Stored data entries:

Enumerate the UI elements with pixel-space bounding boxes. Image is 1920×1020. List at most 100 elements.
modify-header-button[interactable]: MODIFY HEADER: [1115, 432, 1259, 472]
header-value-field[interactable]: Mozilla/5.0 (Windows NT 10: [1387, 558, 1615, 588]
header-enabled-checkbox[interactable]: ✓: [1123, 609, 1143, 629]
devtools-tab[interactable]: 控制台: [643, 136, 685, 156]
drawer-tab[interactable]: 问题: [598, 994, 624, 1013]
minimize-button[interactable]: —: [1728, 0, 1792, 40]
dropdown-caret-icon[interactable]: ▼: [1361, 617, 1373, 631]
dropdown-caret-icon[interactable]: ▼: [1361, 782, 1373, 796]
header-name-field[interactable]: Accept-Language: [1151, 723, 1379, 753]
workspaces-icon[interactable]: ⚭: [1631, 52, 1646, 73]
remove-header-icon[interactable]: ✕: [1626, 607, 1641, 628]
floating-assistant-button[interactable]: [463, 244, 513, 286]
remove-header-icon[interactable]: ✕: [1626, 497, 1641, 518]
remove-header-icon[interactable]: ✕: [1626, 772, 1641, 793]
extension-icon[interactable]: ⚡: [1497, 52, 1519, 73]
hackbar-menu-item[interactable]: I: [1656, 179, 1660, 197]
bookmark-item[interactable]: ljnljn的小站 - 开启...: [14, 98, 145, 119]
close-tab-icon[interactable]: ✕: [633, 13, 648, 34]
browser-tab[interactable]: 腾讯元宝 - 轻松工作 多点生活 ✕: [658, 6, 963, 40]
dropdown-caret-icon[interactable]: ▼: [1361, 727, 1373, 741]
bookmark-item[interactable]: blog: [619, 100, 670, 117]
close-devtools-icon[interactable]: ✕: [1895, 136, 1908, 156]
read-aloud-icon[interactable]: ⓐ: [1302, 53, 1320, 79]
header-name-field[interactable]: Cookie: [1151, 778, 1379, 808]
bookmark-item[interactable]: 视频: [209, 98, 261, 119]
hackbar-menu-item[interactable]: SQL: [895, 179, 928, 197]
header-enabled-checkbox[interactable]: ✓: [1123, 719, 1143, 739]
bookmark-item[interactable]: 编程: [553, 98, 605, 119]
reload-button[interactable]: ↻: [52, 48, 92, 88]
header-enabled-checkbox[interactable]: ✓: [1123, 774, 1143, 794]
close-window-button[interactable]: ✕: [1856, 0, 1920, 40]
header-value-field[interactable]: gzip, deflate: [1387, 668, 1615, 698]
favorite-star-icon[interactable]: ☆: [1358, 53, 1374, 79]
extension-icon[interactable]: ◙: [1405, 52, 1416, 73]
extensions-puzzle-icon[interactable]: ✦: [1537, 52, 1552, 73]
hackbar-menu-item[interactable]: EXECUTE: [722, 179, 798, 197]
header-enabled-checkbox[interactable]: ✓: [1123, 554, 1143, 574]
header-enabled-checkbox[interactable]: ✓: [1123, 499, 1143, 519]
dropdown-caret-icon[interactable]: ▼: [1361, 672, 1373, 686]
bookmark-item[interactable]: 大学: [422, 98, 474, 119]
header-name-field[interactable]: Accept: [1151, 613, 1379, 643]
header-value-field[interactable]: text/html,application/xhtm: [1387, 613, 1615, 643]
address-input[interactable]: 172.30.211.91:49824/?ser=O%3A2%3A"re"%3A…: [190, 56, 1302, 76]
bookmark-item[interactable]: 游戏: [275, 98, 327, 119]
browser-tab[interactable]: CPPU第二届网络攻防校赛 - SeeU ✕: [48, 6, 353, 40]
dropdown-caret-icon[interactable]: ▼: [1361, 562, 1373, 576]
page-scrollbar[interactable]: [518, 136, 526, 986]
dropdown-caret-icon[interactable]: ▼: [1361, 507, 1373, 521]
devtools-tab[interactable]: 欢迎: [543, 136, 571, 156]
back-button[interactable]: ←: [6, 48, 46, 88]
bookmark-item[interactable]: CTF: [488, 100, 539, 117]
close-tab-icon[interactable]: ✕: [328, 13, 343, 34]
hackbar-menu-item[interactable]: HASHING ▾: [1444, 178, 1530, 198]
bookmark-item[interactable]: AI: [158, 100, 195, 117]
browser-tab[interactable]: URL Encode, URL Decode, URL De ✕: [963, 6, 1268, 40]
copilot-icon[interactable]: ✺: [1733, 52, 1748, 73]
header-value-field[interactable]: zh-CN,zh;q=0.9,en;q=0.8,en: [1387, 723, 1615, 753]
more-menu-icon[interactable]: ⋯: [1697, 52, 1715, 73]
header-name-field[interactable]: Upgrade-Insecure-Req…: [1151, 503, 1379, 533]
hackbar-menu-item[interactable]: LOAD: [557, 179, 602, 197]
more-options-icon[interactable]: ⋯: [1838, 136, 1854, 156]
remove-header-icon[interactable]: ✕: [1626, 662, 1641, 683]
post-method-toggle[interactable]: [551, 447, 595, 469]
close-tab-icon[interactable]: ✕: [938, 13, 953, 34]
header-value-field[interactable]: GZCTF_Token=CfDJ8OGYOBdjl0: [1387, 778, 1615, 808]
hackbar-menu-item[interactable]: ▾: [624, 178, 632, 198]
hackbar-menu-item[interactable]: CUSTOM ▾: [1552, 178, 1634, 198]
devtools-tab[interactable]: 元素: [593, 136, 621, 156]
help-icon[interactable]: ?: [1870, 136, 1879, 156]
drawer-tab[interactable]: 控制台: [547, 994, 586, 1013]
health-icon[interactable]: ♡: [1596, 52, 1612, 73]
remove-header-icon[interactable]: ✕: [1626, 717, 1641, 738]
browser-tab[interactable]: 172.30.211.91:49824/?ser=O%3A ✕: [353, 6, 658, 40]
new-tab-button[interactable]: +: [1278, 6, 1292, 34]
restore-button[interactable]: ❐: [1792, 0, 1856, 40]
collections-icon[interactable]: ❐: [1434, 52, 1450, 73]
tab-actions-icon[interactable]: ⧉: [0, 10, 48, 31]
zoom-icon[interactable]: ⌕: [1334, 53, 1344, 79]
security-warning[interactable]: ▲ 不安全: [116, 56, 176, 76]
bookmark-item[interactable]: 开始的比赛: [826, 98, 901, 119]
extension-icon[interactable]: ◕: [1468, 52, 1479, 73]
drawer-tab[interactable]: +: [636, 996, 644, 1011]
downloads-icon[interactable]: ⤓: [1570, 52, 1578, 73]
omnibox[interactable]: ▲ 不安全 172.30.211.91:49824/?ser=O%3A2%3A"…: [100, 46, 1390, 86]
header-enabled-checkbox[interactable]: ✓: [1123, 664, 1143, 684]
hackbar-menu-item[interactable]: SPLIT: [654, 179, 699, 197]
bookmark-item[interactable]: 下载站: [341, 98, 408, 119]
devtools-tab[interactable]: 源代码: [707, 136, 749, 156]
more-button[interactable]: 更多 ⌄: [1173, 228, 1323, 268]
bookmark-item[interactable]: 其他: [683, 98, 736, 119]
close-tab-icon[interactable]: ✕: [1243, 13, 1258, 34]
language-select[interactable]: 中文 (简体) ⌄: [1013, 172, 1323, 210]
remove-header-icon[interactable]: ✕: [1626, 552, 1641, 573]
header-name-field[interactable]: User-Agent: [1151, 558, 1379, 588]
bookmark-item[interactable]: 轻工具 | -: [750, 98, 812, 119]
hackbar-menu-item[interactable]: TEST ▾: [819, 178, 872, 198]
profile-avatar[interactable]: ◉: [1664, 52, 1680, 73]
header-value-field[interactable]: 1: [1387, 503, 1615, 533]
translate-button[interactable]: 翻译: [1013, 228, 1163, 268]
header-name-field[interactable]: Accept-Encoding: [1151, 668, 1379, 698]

Task goal:
Copy out the rows above again, substituting "header-key-field" for every occurrence of "header-name-field" and keeping every other part unchanged.

Answer:
Enumerate the UI elements with pixel-space bounding boxes. Image is 1920×1020. List at most 100 elements.
modify-header-button[interactable]: MODIFY HEADER: [1115, 432, 1259, 472]
header-value-field[interactable]: Mozilla/5.0 (Windows NT 10: [1387, 558, 1615, 588]
header-enabled-checkbox[interactable]: ✓: [1123, 609, 1143, 629]
devtools-tab[interactable]: 控制台: [643, 136, 685, 156]
drawer-tab[interactable]: 问题: [598, 994, 624, 1013]
minimize-button[interactable]: —: [1728, 0, 1792, 40]
dropdown-caret-icon[interactable]: ▼: [1361, 617, 1373, 631]
dropdown-caret-icon[interactable]: ▼: [1361, 782, 1373, 796]
header-key-field[interactable]: Accept-Language: [1151, 723, 1379, 753]
workspaces-icon[interactable]: ⚭: [1631, 52, 1646, 73]
remove-header-icon[interactable]: ✕: [1626, 607, 1641, 628]
floating-assistant-button[interactable]: [463, 244, 513, 286]
remove-header-icon[interactable]: ✕: [1626, 497, 1641, 518]
remove-header-icon[interactable]: ✕: [1626, 772, 1641, 793]
extension-icon[interactable]: ⚡: [1497, 52, 1519, 73]
hackbar-menu-item[interactable]: I: [1656, 179, 1660, 197]
bookmark-item[interactable]: ljnljn的小站 - 开启...: [14, 98, 145, 119]
close-tab-icon[interactable]: ✕: [633, 13, 648, 34]
browser-tab[interactable]: 腾讯元宝 - 轻松工作 多点生活 ✕: [658, 6, 963, 40]
dropdown-caret-icon[interactable]: ▼: [1361, 727, 1373, 741]
bookmark-item[interactable]: blog: [619, 100, 670, 117]
close-devtools-icon[interactable]: ✕: [1895, 136, 1908, 156]
read-aloud-icon[interactable]: ⓐ: [1302, 53, 1320, 79]
header-key-field[interactable]: Cookie: [1151, 778, 1379, 808]
bookmark-item[interactable]: 视频: [209, 98, 261, 119]
hackbar-menu-item[interactable]: SQL: [895, 179, 928, 197]
header-enabled-checkbox[interactable]: ✓: [1123, 719, 1143, 739]
bookmark-item[interactable]: 编程: [553, 98, 605, 119]
reload-button[interactable]: ↻: [52, 48, 92, 88]
header-enabled-checkbox[interactable]: ✓: [1123, 774, 1143, 794]
close-window-button[interactable]: ✕: [1856, 0, 1920, 40]
header-value-field[interactable]: gzip, deflate: [1387, 668, 1615, 698]
favorite-star-icon[interactable]: ☆: [1358, 53, 1374, 79]
extension-icon[interactable]: ◙: [1405, 52, 1416, 73]
extensions-puzzle-icon[interactable]: ✦: [1537, 52, 1552, 73]
hackbar-menu-item[interactable]: EXECUTE: [722, 179, 798, 197]
header-enabled-checkbox[interactable]: ✓: [1123, 554, 1143, 574]
header-enabled-checkbox[interactable]: ✓: [1123, 499, 1143, 519]
dropdown-caret-icon[interactable]: ▼: [1361, 672, 1373, 686]
bookmark-item[interactable]: 大学: [422, 98, 474, 119]
header-key-field[interactable]: Accept: [1151, 613, 1379, 643]
header-value-field[interactable]: text/html,application/xhtm: [1387, 613, 1615, 643]
address-input[interactable]: 172.30.211.91:49824/?ser=O%3A2%3A"re"%3A…: [190, 56, 1302, 76]
bookmark-item[interactable]: 游戏: [275, 98, 327, 119]
browser-tab[interactable]: CPPU第二届网络攻防校赛 - SeeU ✕: [48, 6, 353, 40]
dropdown-caret-icon[interactable]: ▼: [1361, 562, 1373, 576]
page-scrollbar[interactable]: [518, 136, 526, 986]
dropdown-caret-icon[interactable]: ▼: [1361, 507, 1373, 521]
devtools-tab[interactable]: 欢迎: [543, 136, 571, 156]
back-button[interactable]: ←: [6, 48, 46, 88]
bookmark-item[interactable]: CTF: [488, 100, 539, 117]
close-tab-icon[interactable]: ✕: [328, 13, 343, 34]
hackbar-menu-item[interactable]: HASHING ▾: [1444, 178, 1530, 198]
bookmark-item[interactable]: AI: [158, 100, 195, 117]
browser-tab[interactable]: URL Encode, URL Decode, URL De ✕: [963, 6, 1268, 40]
copilot-icon[interactable]: ✺: [1733, 52, 1748, 73]
header-value-field[interactable]: zh-CN,zh;q=0.9,en;q=0.8,en: [1387, 723, 1615, 753]
more-menu-icon[interactable]: ⋯: [1697, 52, 1715, 73]
header-key-field[interactable]: Upgrade-Insecure-Req…: [1151, 503, 1379, 533]
hackbar-menu-item[interactable]: LOAD: [557, 179, 602, 197]
more-options-icon[interactable]: ⋯: [1838, 136, 1854, 156]
remove-header-icon[interactable]: ✕: [1626, 662, 1641, 683]
post-method-toggle[interactable]: [551, 447, 595, 469]
close-tab-icon[interactable]: ✕: [938, 13, 953, 34]
header-value-field[interactable]: GZCTF_Token=CfDJ8OGYOBdjl0: [1387, 778, 1615, 808]
hackbar-menu-item[interactable]: ▾: [624, 178, 632, 198]
hackbar-menu-item[interactable]: CUSTOM ▾: [1552, 178, 1634, 198]
devtools-tab[interactable]: 元素: [593, 136, 621, 156]
help-icon[interactable]: ?: [1870, 136, 1879, 156]
drawer-tab[interactable]: 控制台: [547, 994, 586, 1013]
health-icon[interactable]: ♡: [1596, 52, 1612, 73]
remove-header-icon[interactable]: ✕: [1626, 717, 1641, 738]
browser-tab[interactable]: 172.30.211.91:49824/?ser=O%3A ✕: [353, 6, 658, 40]
new-tab-button[interactable]: +: [1278, 6, 1292, 34]
restore-button[interactable]: ❐: [1792, 0, 1856, 40]
collections-icon[interactable]: ❐: [1434, 52, 1450, 73]
tab-actions-icon[interactable]: ⧉: [0, 10, 48, 31]
zoom-icon[interactable]: ⌕: [1334, 53, 1344, 79]
security-warning[interactable]: ▲ 不安全: [116, 56, 176, 76]
bookmark-item[interactable]: 开始的比赛: [826, 98, 901, 119]
extension-icon[interactable]: ◕: [1468, 52, 1479, 73]
drawer-tab[interactable]: +: [636, 996, 644, 1011]
downloads-icon[interactable]: ⤓: [1570, 52, 1578, 73]
omnibox[interactable]: ▲ 不安全 172.30.211.91:49824/?ser=O%3A2%3A"…: [100, 46, 1390, 86]
header-enabled-checkbox[interactable]: ✓: [1123, 664, 1143, 684]
hackbar-menu-item[interactable]: SPLIT: [654, 179, 699, 197]
bookmark-item[interactable]: 下载站: [341, 98, 408, 119]
devtools-tab[interactable]: 源代码: [707, 136, 749, 156]
more-button[interactable]: 更多 ⌄: [1173, 228, 1323, 268]
bookmark-item[interactable]: 其他: [683, 98, 736, 119]
close-tab-icon[interactable]: ✕: [1243, 13, 1258, 34]
language-select[interactable]: 中文 (简体) ⌄: [1013, 172, 1323, 210]
remove-header-icon[interactable]: ✕: [1626, 552, 1641, 573]
header-key-field[interactable]: User-Agent: [1151, 558, 1379, 588]
bookmark-item[interactable]: 轻工具 | -: [750, 98, 812, 119]
hackbar-menu-item[interactable]: TEST ▾: [819, 178, 872, 198]
profile-avatar[interactable]: ◉: [1664, 52, 1680, 73]
header-value-field[interactable]: 1: [1387, 503, 1615, 533]
translate-button[interactable]: 翻译: [1013, 228, 1163, 268]
header-key-field[interactable]: Accept-Encoding: [1151, 668, 1379, 698]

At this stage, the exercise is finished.